WHAT THE TASK ASKS: Check each line of the records below and collect those holding "Enabling".

— begin SUPPLIED MATERIAL —

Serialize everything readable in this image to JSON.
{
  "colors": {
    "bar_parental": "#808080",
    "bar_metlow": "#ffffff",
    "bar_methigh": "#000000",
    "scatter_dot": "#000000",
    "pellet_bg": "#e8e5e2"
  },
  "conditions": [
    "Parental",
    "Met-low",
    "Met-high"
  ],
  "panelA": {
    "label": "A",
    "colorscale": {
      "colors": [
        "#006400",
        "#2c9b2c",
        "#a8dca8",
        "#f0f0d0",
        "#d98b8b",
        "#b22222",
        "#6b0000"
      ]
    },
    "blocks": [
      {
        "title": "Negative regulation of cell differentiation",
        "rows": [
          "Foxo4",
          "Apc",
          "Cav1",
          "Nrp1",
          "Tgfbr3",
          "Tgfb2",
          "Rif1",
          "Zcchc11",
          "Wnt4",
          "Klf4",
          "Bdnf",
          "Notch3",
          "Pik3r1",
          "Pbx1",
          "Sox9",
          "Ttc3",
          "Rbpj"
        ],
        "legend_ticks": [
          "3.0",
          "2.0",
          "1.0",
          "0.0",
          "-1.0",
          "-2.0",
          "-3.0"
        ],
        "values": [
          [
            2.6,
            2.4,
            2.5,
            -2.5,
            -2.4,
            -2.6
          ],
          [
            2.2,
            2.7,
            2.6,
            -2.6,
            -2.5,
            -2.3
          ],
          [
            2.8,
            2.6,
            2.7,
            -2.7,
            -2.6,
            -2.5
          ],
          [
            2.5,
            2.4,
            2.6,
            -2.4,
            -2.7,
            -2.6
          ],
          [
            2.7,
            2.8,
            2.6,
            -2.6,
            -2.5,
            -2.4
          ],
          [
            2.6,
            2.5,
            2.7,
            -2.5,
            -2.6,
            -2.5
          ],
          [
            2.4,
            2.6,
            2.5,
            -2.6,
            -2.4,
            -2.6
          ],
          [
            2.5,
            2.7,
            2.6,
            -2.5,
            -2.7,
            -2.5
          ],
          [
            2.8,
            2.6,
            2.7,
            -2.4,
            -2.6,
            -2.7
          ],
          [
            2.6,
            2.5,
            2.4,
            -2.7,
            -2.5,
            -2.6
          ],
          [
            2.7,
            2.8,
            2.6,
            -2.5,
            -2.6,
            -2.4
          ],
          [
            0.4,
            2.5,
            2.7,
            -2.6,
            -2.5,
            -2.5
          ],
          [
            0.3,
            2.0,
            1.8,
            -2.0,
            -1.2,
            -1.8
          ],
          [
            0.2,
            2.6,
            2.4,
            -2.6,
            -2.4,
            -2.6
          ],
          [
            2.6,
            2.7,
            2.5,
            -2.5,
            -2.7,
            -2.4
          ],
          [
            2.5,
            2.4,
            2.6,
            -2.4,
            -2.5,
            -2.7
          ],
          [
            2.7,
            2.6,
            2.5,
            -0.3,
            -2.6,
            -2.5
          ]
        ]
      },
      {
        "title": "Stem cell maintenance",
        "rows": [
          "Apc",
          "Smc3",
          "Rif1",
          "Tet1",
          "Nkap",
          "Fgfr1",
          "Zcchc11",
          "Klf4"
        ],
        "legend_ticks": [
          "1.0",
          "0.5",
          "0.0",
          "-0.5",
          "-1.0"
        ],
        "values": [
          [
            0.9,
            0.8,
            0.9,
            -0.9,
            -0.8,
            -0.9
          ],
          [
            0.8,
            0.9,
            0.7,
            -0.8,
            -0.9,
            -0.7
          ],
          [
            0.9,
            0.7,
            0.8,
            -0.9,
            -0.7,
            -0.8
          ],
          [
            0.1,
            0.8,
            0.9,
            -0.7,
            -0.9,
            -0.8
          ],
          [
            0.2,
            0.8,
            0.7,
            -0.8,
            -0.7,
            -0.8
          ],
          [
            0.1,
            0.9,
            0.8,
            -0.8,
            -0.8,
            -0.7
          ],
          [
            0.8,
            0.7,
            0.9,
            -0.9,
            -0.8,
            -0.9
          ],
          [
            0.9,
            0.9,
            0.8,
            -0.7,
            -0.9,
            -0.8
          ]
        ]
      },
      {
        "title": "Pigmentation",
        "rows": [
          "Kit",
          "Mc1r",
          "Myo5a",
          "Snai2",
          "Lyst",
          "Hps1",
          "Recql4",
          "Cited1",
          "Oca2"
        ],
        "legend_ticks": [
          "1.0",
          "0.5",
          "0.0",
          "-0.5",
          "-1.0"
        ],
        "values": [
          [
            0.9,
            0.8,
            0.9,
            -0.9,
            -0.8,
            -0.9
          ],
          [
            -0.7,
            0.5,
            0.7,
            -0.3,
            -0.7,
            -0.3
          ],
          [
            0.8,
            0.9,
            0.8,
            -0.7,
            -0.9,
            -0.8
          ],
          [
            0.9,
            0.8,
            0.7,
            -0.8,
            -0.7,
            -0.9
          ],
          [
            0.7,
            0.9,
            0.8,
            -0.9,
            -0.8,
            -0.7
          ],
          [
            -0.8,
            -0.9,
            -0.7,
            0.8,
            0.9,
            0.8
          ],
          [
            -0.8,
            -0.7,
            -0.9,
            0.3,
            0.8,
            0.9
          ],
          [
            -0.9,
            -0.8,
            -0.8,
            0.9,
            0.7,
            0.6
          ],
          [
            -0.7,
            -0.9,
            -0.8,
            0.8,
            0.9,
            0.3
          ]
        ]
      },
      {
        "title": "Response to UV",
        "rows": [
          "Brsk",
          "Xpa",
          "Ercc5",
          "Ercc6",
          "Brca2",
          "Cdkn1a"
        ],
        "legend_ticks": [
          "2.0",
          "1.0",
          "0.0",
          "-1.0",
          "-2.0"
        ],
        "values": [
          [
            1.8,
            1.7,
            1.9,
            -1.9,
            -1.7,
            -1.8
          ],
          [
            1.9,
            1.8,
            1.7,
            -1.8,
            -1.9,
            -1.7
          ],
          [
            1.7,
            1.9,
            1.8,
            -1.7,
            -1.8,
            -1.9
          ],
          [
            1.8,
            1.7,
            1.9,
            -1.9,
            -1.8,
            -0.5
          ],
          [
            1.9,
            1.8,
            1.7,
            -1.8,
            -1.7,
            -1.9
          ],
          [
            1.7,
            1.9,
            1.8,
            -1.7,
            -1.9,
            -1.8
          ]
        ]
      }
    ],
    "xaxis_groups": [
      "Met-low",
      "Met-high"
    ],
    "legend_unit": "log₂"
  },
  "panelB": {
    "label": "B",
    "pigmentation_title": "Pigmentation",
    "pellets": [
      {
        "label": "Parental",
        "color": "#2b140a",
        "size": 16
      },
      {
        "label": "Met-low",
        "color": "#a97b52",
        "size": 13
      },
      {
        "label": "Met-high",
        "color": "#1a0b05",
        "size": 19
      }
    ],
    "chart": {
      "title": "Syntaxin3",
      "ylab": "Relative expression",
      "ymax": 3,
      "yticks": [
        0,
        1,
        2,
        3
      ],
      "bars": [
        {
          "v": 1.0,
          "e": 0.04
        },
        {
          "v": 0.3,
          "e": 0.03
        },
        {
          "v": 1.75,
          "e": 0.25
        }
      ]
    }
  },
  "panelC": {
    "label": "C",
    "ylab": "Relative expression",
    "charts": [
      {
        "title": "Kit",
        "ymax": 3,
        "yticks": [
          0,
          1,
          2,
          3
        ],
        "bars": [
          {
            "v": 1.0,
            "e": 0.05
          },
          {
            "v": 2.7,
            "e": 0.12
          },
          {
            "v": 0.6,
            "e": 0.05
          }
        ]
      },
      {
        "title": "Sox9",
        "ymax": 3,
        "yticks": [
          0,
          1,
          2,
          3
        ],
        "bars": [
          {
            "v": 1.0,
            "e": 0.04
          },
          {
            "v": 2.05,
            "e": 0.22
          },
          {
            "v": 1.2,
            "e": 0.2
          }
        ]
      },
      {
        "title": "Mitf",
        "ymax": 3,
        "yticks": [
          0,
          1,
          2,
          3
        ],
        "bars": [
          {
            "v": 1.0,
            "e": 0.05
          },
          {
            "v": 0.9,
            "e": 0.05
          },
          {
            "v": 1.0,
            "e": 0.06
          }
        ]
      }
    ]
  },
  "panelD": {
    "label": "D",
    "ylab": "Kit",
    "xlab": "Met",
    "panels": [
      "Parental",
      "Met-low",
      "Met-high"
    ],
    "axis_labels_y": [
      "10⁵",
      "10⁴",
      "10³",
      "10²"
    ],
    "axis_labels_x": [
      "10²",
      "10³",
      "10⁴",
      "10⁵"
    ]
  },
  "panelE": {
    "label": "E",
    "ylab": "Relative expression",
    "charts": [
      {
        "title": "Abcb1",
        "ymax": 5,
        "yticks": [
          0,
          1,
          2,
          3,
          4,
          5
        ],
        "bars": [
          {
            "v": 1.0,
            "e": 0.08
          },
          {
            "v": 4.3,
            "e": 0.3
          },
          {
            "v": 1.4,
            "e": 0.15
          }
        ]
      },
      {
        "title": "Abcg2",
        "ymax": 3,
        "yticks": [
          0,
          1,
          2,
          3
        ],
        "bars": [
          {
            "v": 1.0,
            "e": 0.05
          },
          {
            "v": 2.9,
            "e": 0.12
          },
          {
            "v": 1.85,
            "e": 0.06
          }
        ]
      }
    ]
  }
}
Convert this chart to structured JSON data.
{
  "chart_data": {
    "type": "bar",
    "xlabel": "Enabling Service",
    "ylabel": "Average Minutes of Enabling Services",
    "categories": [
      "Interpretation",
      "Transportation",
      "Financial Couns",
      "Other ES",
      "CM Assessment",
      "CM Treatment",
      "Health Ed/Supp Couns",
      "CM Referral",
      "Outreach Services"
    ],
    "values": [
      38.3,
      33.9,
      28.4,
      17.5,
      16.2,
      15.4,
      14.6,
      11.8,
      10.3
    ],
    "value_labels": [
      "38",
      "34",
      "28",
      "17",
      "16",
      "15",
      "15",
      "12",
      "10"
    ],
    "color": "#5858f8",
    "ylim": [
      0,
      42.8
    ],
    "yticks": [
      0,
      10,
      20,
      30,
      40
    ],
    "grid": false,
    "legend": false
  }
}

— end SUPPLIED MATERIAL —

SOLVED PROBLEM:
    "xlabel": "Enabling Service",
    "ylabel": "Average Minutes of Enabling Services",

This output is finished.